Problem statement: Pull each line containing "ffffff" out of the data and copy it.

Information supplied:
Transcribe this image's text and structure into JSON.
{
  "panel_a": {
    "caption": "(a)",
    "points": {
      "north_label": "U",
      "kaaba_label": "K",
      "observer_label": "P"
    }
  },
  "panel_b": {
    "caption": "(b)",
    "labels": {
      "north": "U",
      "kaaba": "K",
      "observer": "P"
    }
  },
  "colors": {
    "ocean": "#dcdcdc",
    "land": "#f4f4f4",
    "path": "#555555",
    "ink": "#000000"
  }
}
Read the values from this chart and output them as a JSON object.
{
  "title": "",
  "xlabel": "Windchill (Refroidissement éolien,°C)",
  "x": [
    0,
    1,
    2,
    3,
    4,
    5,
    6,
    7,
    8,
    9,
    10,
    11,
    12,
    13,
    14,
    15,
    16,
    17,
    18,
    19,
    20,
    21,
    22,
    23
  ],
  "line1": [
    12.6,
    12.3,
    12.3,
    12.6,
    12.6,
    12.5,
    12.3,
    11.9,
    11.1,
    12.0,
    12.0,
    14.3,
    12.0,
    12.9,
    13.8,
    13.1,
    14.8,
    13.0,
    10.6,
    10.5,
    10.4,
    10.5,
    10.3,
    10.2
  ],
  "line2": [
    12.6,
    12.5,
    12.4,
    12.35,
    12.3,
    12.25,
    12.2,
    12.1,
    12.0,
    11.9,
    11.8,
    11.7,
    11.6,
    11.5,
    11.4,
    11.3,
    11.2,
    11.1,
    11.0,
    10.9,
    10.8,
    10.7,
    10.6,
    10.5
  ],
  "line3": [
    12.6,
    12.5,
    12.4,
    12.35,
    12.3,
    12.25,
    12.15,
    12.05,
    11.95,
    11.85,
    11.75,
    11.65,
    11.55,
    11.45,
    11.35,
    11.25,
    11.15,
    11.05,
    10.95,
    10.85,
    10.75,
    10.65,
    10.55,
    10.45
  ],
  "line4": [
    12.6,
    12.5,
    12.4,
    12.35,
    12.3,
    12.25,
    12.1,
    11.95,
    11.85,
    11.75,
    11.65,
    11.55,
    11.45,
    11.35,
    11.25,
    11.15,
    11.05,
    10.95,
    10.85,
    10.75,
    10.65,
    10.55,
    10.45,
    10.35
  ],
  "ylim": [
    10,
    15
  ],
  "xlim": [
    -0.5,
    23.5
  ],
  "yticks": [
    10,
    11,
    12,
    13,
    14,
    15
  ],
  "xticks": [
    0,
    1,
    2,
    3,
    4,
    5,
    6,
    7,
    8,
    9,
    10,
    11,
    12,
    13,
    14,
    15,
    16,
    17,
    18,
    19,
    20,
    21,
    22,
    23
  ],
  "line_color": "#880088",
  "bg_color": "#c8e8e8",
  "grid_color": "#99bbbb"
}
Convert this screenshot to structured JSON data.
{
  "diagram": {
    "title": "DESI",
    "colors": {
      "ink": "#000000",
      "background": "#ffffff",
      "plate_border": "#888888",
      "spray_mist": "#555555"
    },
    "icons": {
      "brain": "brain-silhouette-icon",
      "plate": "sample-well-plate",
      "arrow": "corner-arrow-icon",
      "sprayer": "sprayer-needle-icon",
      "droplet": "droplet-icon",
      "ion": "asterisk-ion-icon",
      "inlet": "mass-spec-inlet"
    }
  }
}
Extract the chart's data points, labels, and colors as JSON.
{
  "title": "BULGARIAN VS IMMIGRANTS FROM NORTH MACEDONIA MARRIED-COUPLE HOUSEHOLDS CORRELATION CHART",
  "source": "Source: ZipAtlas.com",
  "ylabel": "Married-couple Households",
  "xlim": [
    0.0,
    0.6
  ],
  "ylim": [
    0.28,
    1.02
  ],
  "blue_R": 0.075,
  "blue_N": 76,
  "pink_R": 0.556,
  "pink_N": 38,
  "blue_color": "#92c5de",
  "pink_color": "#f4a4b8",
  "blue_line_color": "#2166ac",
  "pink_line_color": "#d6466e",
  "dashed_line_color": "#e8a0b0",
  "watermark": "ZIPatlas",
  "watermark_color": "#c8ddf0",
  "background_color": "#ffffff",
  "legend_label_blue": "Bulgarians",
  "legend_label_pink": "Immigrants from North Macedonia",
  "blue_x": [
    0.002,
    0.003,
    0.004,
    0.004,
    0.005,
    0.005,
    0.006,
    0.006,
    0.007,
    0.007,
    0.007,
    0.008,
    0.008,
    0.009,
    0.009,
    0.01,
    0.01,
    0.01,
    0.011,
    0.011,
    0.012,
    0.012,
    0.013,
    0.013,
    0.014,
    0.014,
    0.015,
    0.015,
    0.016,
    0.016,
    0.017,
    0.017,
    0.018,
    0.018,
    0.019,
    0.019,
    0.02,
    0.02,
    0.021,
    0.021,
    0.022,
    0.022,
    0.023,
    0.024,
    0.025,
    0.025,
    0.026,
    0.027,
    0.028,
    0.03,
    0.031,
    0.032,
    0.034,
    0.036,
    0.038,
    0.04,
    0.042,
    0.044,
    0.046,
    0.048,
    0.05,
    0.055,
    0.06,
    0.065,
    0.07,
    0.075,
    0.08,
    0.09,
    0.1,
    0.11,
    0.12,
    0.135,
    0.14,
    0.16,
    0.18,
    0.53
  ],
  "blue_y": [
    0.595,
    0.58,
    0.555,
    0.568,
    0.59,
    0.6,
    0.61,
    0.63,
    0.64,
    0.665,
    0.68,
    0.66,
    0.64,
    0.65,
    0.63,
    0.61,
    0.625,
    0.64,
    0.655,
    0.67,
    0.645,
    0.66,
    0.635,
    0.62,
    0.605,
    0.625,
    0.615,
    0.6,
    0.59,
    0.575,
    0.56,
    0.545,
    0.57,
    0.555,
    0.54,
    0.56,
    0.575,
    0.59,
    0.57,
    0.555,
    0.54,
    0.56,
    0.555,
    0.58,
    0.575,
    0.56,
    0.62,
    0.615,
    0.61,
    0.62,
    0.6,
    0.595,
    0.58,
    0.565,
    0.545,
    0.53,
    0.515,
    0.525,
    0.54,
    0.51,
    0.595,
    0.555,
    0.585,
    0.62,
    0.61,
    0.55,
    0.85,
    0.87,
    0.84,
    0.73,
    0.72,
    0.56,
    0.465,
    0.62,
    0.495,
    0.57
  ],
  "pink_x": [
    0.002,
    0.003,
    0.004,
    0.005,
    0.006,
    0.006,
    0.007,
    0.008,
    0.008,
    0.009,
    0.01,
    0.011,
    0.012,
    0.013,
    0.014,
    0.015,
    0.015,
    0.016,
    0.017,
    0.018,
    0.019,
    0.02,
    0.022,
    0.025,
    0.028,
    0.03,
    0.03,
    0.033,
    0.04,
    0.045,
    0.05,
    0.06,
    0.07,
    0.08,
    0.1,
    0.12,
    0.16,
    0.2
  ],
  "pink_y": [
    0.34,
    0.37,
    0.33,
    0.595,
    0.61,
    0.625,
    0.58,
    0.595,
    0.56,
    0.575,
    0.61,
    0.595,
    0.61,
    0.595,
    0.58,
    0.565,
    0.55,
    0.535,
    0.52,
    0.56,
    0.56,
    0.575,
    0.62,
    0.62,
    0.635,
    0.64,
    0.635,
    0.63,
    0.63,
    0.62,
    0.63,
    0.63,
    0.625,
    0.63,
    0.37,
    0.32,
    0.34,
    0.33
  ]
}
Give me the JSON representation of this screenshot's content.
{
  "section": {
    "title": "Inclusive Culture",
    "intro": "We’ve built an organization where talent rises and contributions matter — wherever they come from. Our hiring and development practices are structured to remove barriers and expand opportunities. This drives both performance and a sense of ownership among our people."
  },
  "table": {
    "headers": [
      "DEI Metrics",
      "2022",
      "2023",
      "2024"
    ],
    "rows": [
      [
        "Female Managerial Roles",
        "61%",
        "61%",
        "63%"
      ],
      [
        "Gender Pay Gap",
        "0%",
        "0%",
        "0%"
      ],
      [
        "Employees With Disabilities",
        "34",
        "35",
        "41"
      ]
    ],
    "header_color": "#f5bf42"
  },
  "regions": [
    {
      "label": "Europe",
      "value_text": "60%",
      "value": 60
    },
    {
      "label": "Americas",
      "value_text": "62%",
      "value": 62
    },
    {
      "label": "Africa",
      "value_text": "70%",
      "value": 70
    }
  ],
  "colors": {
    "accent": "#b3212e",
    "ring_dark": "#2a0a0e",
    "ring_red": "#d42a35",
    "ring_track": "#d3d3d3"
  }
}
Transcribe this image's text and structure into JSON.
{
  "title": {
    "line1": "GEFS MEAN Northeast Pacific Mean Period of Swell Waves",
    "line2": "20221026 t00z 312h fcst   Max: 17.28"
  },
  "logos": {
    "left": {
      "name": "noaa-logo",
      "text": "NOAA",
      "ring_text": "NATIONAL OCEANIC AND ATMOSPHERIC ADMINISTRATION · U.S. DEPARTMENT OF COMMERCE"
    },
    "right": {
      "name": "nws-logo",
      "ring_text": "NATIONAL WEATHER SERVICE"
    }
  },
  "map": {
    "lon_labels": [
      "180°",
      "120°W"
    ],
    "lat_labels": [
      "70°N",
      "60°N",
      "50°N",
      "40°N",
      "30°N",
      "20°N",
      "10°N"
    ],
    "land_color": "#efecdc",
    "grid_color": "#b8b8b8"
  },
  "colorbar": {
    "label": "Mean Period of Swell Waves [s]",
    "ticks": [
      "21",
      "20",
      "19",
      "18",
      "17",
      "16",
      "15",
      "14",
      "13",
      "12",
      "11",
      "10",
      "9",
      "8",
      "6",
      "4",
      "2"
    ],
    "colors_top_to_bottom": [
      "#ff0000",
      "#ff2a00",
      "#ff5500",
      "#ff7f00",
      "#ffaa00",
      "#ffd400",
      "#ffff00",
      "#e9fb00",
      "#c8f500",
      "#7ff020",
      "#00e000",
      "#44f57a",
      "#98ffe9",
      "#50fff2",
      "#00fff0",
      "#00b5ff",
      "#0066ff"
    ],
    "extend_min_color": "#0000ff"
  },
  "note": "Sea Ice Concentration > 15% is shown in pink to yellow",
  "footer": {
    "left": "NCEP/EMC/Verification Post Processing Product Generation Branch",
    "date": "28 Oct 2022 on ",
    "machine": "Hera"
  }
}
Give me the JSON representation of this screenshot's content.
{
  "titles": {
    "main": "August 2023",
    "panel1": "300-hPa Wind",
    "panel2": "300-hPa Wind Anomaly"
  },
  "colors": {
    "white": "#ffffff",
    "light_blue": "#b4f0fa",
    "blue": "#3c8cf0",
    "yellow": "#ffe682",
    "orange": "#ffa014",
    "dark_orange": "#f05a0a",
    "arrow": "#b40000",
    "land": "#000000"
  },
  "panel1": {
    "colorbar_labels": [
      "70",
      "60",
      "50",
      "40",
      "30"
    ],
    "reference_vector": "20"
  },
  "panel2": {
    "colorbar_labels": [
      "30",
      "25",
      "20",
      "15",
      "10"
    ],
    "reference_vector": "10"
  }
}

Complete response:
      "background": "#ffffff",
  "background_color": "#ffffff",
    "white": "#ffffff",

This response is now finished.